--- start of Supplied records ---

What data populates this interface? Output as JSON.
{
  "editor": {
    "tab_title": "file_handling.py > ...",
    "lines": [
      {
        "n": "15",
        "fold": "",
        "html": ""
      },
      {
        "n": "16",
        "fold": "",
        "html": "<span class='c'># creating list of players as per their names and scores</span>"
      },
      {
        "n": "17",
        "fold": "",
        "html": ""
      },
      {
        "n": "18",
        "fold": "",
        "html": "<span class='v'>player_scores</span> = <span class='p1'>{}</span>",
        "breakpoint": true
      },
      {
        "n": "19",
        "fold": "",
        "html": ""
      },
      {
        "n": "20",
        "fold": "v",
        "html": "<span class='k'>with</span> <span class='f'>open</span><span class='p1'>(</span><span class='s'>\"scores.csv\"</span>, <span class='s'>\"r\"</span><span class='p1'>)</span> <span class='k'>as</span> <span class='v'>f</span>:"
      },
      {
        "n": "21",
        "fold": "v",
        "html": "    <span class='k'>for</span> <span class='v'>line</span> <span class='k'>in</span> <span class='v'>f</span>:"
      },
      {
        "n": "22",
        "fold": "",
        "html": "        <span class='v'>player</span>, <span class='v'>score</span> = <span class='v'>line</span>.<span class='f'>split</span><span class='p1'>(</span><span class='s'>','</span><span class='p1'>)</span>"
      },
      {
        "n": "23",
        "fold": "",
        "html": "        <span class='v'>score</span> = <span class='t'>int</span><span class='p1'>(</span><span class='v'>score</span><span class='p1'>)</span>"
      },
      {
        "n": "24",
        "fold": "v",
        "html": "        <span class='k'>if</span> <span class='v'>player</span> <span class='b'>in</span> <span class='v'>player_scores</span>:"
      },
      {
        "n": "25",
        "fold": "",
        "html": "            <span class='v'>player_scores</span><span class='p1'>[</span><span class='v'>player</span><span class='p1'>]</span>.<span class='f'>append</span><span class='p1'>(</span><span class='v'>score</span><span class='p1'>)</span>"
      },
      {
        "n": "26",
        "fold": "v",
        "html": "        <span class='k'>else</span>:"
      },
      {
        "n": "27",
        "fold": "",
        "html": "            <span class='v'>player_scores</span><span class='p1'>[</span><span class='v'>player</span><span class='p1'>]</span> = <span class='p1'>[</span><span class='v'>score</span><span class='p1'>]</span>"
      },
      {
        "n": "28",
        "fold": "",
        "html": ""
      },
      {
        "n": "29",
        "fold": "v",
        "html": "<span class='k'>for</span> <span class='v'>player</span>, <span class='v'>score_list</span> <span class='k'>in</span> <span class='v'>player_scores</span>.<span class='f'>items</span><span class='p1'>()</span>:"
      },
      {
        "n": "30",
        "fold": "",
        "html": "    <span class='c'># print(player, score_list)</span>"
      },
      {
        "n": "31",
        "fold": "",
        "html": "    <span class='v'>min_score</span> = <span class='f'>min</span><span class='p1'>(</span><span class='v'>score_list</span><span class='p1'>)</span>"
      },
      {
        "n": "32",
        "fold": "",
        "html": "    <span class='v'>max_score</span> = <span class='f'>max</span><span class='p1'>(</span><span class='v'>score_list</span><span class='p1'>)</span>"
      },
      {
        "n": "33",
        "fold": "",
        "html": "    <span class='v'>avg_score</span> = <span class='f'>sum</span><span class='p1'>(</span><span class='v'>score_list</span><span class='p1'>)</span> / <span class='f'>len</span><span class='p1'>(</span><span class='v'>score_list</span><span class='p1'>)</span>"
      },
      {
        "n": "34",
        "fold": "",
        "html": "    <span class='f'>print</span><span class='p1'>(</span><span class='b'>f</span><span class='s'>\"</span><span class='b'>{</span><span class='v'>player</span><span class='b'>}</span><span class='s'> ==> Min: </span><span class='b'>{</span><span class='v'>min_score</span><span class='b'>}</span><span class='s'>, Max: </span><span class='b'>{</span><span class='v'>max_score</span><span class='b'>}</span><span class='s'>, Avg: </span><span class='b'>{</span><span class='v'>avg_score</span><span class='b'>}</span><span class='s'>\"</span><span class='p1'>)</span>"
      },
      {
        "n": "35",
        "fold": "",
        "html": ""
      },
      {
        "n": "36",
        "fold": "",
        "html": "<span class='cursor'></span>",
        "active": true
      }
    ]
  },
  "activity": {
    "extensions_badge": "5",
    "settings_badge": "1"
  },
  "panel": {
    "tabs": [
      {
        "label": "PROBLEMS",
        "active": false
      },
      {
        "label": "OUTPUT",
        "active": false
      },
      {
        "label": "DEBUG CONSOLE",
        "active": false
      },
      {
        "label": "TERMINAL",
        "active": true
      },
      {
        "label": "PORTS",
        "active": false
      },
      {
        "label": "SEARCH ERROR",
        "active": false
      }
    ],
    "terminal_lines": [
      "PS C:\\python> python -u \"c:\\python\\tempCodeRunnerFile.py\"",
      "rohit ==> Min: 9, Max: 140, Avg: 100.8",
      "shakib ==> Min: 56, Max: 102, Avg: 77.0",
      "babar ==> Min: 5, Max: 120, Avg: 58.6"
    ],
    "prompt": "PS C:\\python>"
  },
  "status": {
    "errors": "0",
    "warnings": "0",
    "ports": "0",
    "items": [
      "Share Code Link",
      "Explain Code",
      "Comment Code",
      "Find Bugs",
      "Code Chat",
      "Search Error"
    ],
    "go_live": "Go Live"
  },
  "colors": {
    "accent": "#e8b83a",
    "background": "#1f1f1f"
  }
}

--- end of Supplied records ---

=== What you will do ===
Could you reproduce every record above exactly as it appears?

=== Solution for this task ===
What data populates this interface? Output as JSON.
{
  "editor": {
    "tab_title": "file_handling.py > ...",
    "lines": [
      {
        "n": "15",
        "fold": "",
        "html": ""
      },
      {
        "n": "16",
        "fold": "",
        "html": "<span class='c'># creating list of players as per their names and scores</span>"
      },
      {
        "n": "17",
        "fold": "",
        "html": ""
      },
      {
        "n": "18",
        "fold": "",
        "html": "<span class='v'>player_scores</span> = <span class='p1'>{}</span>",
        "breakpoint": true
      },
      {
        "n": "19",
        "fold": "",
        "html": ""
      },
      {
        "n": "20",
        "fold": "v",
        "html": "<span class='k'>with</span> <span class='f'>open</span><span class='p1'>(</span><span class='s'>\"scores.csv\"</span>, <span class='s'>\"r\"</span><span class='p1'>)</span> <span class='k'>as</span> <span class='v'>f</span>:"
      },
      {
        "n": "21",
        "fold": "v",
        "html": "    <span class='k'>for</span> <span class='v'>line</span> <span class='k'>in</span> <span class='v'>f</span>:"
      },
      {
        "n": "22",
        "fold": "",
        "html": "        <span class='v'>player</span>, <span class='v'>score</span> = <span class='v'>line</span>.<span class='f'>split</span><span class='p1'>(</span><span class='s'>','</span><span class='p1'>)</span>"
      },
      {
        "n": "23",
        "fold": "",
        "html": "        <span class='v'>score</span> = <span class='t'>int</span><span class='p1'>(</span><span class='v'>score</span><span class='p1'>)</span>"
      },
      {
        "n": "24",
        "fold": "v",
        "html": "        <span class='k'>if</span> <span class='v'>player</span> <span class='b'>in</span> <span class='v'>player_scores</span>:"
      },
      {
        "n": "25",
        "fold": "",
        "html": "            <span class='v'>player_scores</span><span class='p1'>[</span><span class='v'>player</span><span class='p1'>]</span>.<span class='f'>append</span><span class='p1'>(</span><span class='v'>score</span><span class='p1'>)</span>"
      },
      {
        "n": "26",
        "fold": "v",
        "html": "        <span class='k'>else</span>:"
      },
      {
        "n": "27",
        "fold": "",
        "html": "            <span class='v'>player_scores</span><span class='p1'>[</span><span class='v'>player</span><span class='p1'>]</span> = <span class='p1'>[</span><span class='v'>score</span><span class='p1'>]</span>"
      },
      {
        "n": "28",
        "fold": "",
        "html": ""
      },
      {
        "n": "29",
        "fold": "v",
        "html": "<span class='k'>for</span> <span class='v'>player</span>, <span class='v'>score_list</span> <span class='k'>in</span> <span class='v'>player_scores</span>.<span class='f'>items</span><span class='p1'>()</span>:"
      },
      {
        "n": "30",
        "fold": "",
        "html": "    <span class='c'># print(player, score_list)</span>"
      },
      {
        "n": "31",
        "fold": "",
        "html": "    <span class='v'>min_score</span> = <span class='f'>min</span><span class='p1'>(</span><span class='v'>score_list</span><span class='p1'>)</span>"
      },
      {
        "n": "32",
        "fold": "",
        "html": "    <span class='v'>max_score</span> = <span class='f'>max</span><span class='p1'>(</span><span class='v'>score_list</span><span class='p1'>)</span>"
      },
      {
        "n": "33",
        "fold": "",
        "html": "    <span class='v'>avg_score</span> = <span class='f'>sum</span><span class='p1'>(</span><span class='v'>score_list</span><span class='p1'>)</span> / <span class='f'>len</span><span class='p1'>(</span><span class='v'>score_list</span><span class='p1'>)</span>"
      },
      {
        "n": "34",
        "fold": "",
        "html": "    <span class='f'>print</span><span class='p1'>(</span><span class='b'>f</span><span class='s'>\"</span><span class='b'>{</span><span class='v'>player</span><span class='b'>}</span><span class='s'> ==> Min: </span><span class='b'>{</span><span class='v'>min_score</span><span class='b'>}</span><span class='s'>, Max: </span><span class='b'>{</span><span class='v'>max_score</span><span class='b'>}</span><span class='s'>, Avg: </span><span class='b'>{</span><span class='v'>avg_score</span><span class='b'>}</span><span class='s'>\"</span><span class='p1'>)</span>"
      },
      {
        "n": "35",
        "fold": "",
        "html": ""
      },
      {
        "n": "36",
        "fold": "",
        "html": "<span class='cursor'></span>",
        "active": true
      }
    ]
  },
  "activity": {
    "extensions_badge": "5",
    "settings_badge": "1"
  },
  "panel": {
    "tabs": [
      {
        "label": "PROBLEMS",
        "active": false
      },
      {
        "label": "OUTPUT",
        "active": false
      },
      {
        "label": "DEBUG CONSOLE",
        "active": false
      },
      {
        "label": "TERMINAL",
        "active": true
      },
      {
        "label": "PORTS",
        "active": false
      },
      {
        "label": "SEARCH ERROR",
        "active": false
      }
    ],
    "terminal_lines": [
      "PS C:\\python> python -u \"c:\\python\\tempCodeRunnerFile.py\"",
      "rohit ==> Min: 9, Max: 140, Avg: 100.8",
      "shakib ==> Min: 56, Max: 102, Avg: 77.0",
      "babar ==> Min: 5, Max: 120, Avg: 58.6"
    ],
    "prompt": "PS C:\\python>"
  },
  "status": {
    "errors": "0",
    "warnings": "0",
    "ports": "0",
    "items": [
      "Share Code Link",
      "Explain Code",
      "Comment Code",
      "Find Bugs",
      "Code Chat",
      "Search Error"
    ],
    "go_live": "Go Live"
  },
  "colors": {
    "accent": "#e8b83a",
    "background": "#1f1f1f"
  }
}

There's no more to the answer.